Write down each entry again, exactly as it reads.
---- Dataset records
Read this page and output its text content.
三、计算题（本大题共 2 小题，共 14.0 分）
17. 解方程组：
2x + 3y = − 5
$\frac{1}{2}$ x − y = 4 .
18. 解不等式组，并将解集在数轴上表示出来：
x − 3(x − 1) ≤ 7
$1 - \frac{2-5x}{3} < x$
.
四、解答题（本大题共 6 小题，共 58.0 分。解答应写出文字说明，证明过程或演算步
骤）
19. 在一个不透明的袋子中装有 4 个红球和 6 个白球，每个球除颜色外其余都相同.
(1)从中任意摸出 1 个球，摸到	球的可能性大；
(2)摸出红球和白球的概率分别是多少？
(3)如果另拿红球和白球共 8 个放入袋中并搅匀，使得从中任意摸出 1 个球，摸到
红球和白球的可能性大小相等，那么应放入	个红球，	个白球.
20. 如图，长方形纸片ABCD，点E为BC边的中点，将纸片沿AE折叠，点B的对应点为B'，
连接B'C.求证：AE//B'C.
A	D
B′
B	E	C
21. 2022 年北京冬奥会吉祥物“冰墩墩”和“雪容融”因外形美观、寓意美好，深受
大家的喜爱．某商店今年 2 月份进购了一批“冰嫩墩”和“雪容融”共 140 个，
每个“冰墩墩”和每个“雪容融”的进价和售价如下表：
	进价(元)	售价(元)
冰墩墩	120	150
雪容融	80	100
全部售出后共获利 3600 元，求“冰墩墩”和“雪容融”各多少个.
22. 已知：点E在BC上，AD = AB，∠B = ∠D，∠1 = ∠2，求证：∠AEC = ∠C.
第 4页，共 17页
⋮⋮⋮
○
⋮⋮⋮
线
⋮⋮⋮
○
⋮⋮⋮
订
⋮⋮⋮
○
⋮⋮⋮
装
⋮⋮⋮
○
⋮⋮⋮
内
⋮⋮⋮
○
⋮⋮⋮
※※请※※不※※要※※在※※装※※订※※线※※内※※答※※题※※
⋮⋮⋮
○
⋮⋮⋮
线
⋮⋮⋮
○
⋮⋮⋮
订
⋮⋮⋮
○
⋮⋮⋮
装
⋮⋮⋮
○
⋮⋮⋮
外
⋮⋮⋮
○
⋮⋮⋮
--------
# Solution to this task
Read this page and output its text content.
三、计算题（本大题共 2 小题，共 14.0 分）
17. 解方程组：
2x + 3y = − 5
$\frac{1}{2}$ x − y = 4 .
18. 解不等式组，并将解集在数轴上表示出来：
x − 3(x − 1) ≤ 7
$1 - \frac{2-5x}{3} < x$
.
四、解答题（本大题共 6 小题，共 58.0 分。解答应写出文字说明，证明过程或演算步
骤）
19. 在一个不透明的袋子中装有 4 个红球和 6 个白球，每个球除颜色外其余都相同.
(1)从中任意摸出 1 个球，摸到	球的可能性大；
(2)摸出红球和白球的概率分别是多少？
(3)如果另拿红球和白球共 8 个放入袋中并搅匀，使得从中任意摸出 1 个球，摸到
红球和白球的可能性大小相等，那么应放入	个红球，	个白球.
20. 如图，长方形纸片ABCD，点E为BC边的中点，将纸片沿AE折叠，点B的对应点为B'，
连接B'C.求证：AE//B'C.
A	D
B′
B	E	C
21. 2022 年北京冬奥会吉祥物“冰墩墩”和“雪容融”因外形美观、寓意美好，深受
大家的喜爱．某商店今年 2 月份进购了一批“冰嫩墩”和“雪容融”共 140 个，
每个“冰墩墩”和每个“雪容融”的进价和售价如下表：
	进价(元)	售价(元)
冰墩墩	120	150
雪容融	80	100
全部售出后共获利 3600 元，求“冰墩墩”和“雪容融”各多少个.
22. 已知：点E在BC上，AD = AB，∠B = ∠D，∠1 = ∠2，求证：∠AEC = ∠C.
第 4页，共 17页
⋮⋮⋮
○
⋮⋮⋮
线
⋮⋮⋮
○
⋮⋮⋮
订
⋮⋮⋮
○
⋮⋮⋮
装
⋮⋮⋮
○
⋮⋮⋮
内
⋮⋮⋮
○
⋮⋮⋮
※※请※※不※※要※※在※※装※※订※※线※※内※※答※※题※※
⋮⋮⋮
○
⋮⋮⋮
线
⋮⋮⋮
○
⋮⋮⋮
订
⋮⋮⋮
○
⋮⋮⋮
装
⋮⋮⋮
○
⋮⋮⋮
外
⋮⋮⋮
○
⋮⋮⋮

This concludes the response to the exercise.